#### AIM OF THE EXERCISE:
Work out the number of lines in the records that include the word "Pressure"; reply with that number alone.

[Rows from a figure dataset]
* Start *

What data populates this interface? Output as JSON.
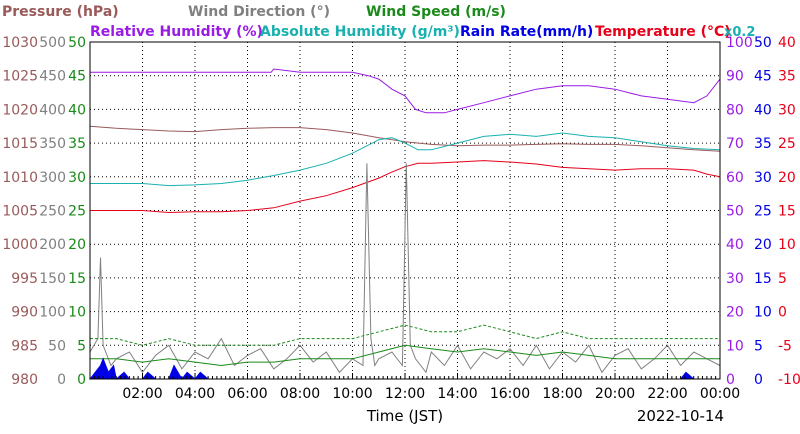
{
  "chart_data": {
    "type": "line",
    "date": "2022-10-14",
    "xlabel": "Time (JST)",
    "scale_note": "x0.2",
    "x_ticks": [
      "02:00",
      "04:00",
      "06:00",
      "08:00",
      "10:00",
      "12:00",
      "14:00",
      "16:00",
      "18:00",
      "20:00",
      "22:00",
      "00:00"
    ],
    "xlim": [
      0,
      24
    ],
    "grid": true,
    "legend": [
      {
        "name": "Pressure (hPa)",
        "color": "#9a5a5a"
      },
      {
        "name": "Wind Direction (°)",
        "color": "#808080"
      },
      {
        "name": "Wind Speed (m/s)",
        "color": "#1a8a1a"
      },
      {
        "name": "Relative Humidity (%)",
        "color": "#9a1ae6"
      },
      {
        "name": "Absolute Humidity (g/m³)",
        "color": "#1ab0b0"
      },
      {
        "name": "Rain Rate(mm/h)",
        "color": "#0000e6"
      },
      {
        "name": "Temperature (°C)",
        "color": "#e6001a"
      }
    ],
    "axes": [
      {
        "series": "Pressure",
        "side": "left",
        "color": "#9a5a5a",
        "ylim": [
          980,
          1030
        ],
        "ticks": [
          "980",
          "985",
          "990",
          "995",
          "1000",
          "1005",
          "1010",
          "1015",
          "1020",
          "1025",
          "1030"
        ]
      },
      {
        "series": "Wind Direction",
        "side": "left",
        "color": "#808080",
        "ylim": [
          0,
          500
        ],
        "ticks": [
          "0",
          "50",
          "100",
          "150",
          "200",
          "250",
          "300",
          "350",
          "400",
          "450",
          "500"
        ]
      },
      {
        "series": "Wind Speed",
        "side": "left",
        "color": "#1a8a1a",
        "ylim": [
          0,
          50
        ],
        "ticks": [
          "0",
          "5",
          "10",
          "15",
          "20",
          "25",
          "30",
          "35",
          "40",
          "45",
          "50"
        ]
      },
      {
        "series": "Relative Humidity",
        "side": "right",
        "color": "#9a1ae6",
        "ylim": [
          0,
          100
        ],
        "ticks": [
          "0",
          "10",
          "20",
          "30",
          "40",
          "50",
          "60",
          "70",
          "80",
          "90",
          "100"
        ]
      },
      {
        "series": "Rain Rate",
        "side": "right",
        "color": "#0000e6",
        "ylim": [
          0,
          50
        ],
        "ticks": [
          "0",
          "5",
          "10",
          "15",
          "20",
          "25",
          "30",
          "35",
          "40",
          "45",
          "50"
        ]
      },
      {
        "series": "Temperature",
        "side": "right",
        "color": "#e6001a",
        "ylim": [
          -10,
          40
        ],
        "ticks": [
          "-10",
          "-5",
          "0",
          "5",
          "10",
          "15",
          "20",
          "25",
          "30",
          "35",
          "40"
        ]
      }
    ],
    "series": [
      {
        "name": "Pressure",
        "color": "#9a5a5a",
        "axis": "Pressure",
        "x": [
          0,
          1,
          2,
          3,
          4,
          5,
          6,
          7,
          8,
          9,
          10,
          11,
          12,
          13,
          14,
          15,
          16,
          17,
          18,
          19,
          20,
          21,
          22,
          23,
          24
        ],
        "y": [
          1017.5,
          1017.2,
          1017.0,
          1016.8,
          1016.7,
          1017.0,
          1017.2,
          1017.3,
          1017.3,
          1017.0,
          1016.5,
          1015.8,
          1015.2,
          1014.8,
          1014.6,
          1014.7,
          1014.7,
          1014.8,
          1014.9,
          1014.8,
          1014.8,
          1014.6,
          1014.3,
          1014.0,
          1013.8
        ]
      },
      {
        "name": "Relative Humidity",
        "color": "#9a1ae6",
        "axis": "Relative Humidity",
        "x": [
          0,
          1,
          2,
          3,
          4,
          5,
          6,
          6.9,
          7,
          8,
          9,
          10,
          10.6,
          11,
          11.5,
          12,
          12.4,
          12.8,
          13,
          13.5,
          14,
          15,
          16,
          17,
          18,
          19,
          20,
          21,
          22,
          23,
          23.5,
          24
        ],
        "y": [
          91,
          91,
          91,
          91,
          91,
          91,
          91,
          91,
          92,
          91,
          91,
          91,
          90,
          89,
          86,
          84,
          80,
          79,
          79,
          79,
          80,
          82,
          84,
          86,
          87,
          87,
          86,
          84,
          83,
          82,
          84,
          89
        ]
      },
      {
        "name": "Absolute Humidity",
        "color": "#1ab0b0",
        "axis": "Rain Rate",
        "x": [
          0,
          1,
          2,
          3,
          4,
          5,
          6,
          7,
          8,
          9,
          10,
          11,
          11.5,
          12,
          12.5,
          13,
          14,
          15,
          16,
          17,
          18,
          19,
          20,
          21,
          22,
          23,
          24
        ],
        "y": [
          29,
          29,
          29,
          28.7,
          28.8,
          29,
          29.5,
          30.2,
          31,
          32,
          33.5,
          35.5,
          35.8,
          35,
          34,
          34,
          35,
          36,
          36.3,
          36,
          36.5,
          36,
          35.8,
          35.2,
          34.6,
          34.2,
          34
        ]
      },
      {
        "name": "Temperature",
        "color": "#e6001a",
        "axis": "Temperature",
        "x": [
          0,
          1,
          2,
          3,
          4,
          5,
          6,
          7,
          8,
          9,
          10,
          11,
          11.5,
          12,
          12.5,
          13,
          14,
          15,
          16,
          17,
          18,
          19,
          20,
          21,
          22,
          23,
          23.5,
          24
        ],
        "y": [
          15,
          15,
          15,
          14.7,
          14.8,
          14.8,
          15,
          15.4,
          16.4,
          17.2,
          18.4,
          19.8,
          20.7,
          21.5,
          22,
          22,
          22.2,
          22.4,
          22.2,
          21.9,
          21.4,
          21.2,
          21.0,
          21.2,
          21.2,
          21.0,
          20.4,
          20.0
        ]
      },
      {
        "name": "Wind Direction",
        "color": "#808080",
        "axis": "Wind Direction",
        "x": [
          0,
          0.3,
          0.4,
          0.5,
          0.8,
          1,
          1.5,
          2,
          2.5,
          3,
          3.5,
          4,
          4.5,
          5,
          5.5,
          6,
          6.5,
          7,
          7.5,
          8,
          8.5,
          9,
          9.5,
          10,
          10.4,
          10.55,
          10.7,
          10.85,
          11,
          11.5,
          11.9,
          12.05,
          12.2,
          12.4,
          12.8,
          13,
          13.5,
          14,
          14.5,
          15,
          15.5,
          16,
          16.5,
          17,
          17.5,
          18,
          18.5,
          19,
          19.5,
          20,
          20.5,
          21,
          21.5,
          22,
          22.5,
          23,
          23.5,
          24
        ],
        "y": [
          40,
          60,
          180,
          50,
          20,
          30,
          40,
          10,
          35,
          50,
          15,
          40,
          30,
          60,
          20,
          35,
          45,
          15,
          30,
          50,
          25,
          40,
          10,
          30,
          20,
          320,
          60,
          20,
          30,
          40,
          20,
          320,
          50,
          30,
          10,
          40,
          20,
          50,
          15,
          40,
          30,
          45,
          20,
          50,
          15,
          40,
          25,
          50,
          10,
          35,
          45,
          15,
          30,
          50,
          20,
          40,
          30,
          20
        ]
      },
      {
        "name": "Wind Speed",
        "color": "#1a8a1a",
        "axis": "Wind Speed",
        "x": [
          0,
          1,
          2,
          3,
          4,
          5,
          6,
          7,
          8,
          9,
          10,
          11,
          12,
          13,
          14,
          15,
          16,
          17,
          18,
          19,
          20,
          21,
          22,
          23,
          24
        ],
        "y": [
          3,
          3,
          2.5,
          3,
          2.5,
          2,
          2.5,
          2.5,
          3,
          3,
          3,
          4,
          5,
          4.5,
          4,
          4.5,
          4,
          3.5,
          4,
          3.5,
          3,
          3,
          3,
          3,
          3
        ]
      },
      {
        "name": "Wind Speed (max)",
        "color": "#1a8a1a",
        "axis": "Wind Speed",
        "x": [
          0,
          1,
          2,
          3,
          4,
          5,
          6,
          7,
          8,
          9,
          10,
          11,
          12,
          13,
          14,
          15,
          16,
          17,
          18,
          19,
          20,
          21,
          22,
          23,
          24
        ],
        "y": [
          6,
          6,
          5,
          6,
          5,
          5,
          5,
          5,
          6,
          6,
          6,
          7,
          8,
          7,
          7,
          8,
          7,
          6,
          7,
          6,
          6,
          6,
          6,
          6,
          6
        ]
      },
      {
        "name": "Rain Rate",
        "color": "#0000e6",
        "axis": "Rain Rate",
        "x": [
          0,
          0.4,
          0.5,
          0.7,
          0.9,
          1,
          1.3,
          1.5,
          2,
          2.2,
          2.5,
          3,
          3.2,
          3.5,
          3.7,
          4,
          4.2,
          4.5,
          5,
          21,
          22.5,
          22.7,
          23
        ],
        "y": [
          0,
          2,
          3,
          1,
          2,
          0,
          1,
          0,
          0,
          1,
          0,
          0,
          2,
          0,
          1,
          0,
          1,
          0,
          0,
          0,
          0,
          1,
          0
        ]
      }
    ]
  }
}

* End *

#### REPLY TO THE TASK:
4